* [Stored records]

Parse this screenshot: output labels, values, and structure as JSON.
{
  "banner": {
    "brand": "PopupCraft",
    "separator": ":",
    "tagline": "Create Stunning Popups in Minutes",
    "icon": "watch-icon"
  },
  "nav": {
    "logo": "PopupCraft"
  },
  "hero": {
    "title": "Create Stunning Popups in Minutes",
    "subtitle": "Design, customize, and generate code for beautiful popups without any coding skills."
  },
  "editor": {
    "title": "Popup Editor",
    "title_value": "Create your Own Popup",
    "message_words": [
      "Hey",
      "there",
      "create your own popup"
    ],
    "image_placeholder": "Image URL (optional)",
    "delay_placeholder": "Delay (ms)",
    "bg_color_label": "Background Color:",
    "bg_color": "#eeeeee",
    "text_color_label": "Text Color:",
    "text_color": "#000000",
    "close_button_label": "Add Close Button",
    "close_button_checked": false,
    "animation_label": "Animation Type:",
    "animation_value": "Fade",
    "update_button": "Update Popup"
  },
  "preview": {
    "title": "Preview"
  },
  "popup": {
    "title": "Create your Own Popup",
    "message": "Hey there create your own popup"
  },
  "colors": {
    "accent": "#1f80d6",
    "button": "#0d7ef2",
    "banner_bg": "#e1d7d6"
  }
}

* [The request] State the number of lines in the data that include the string "Minutes", and add nothing else.

* [Task response] 2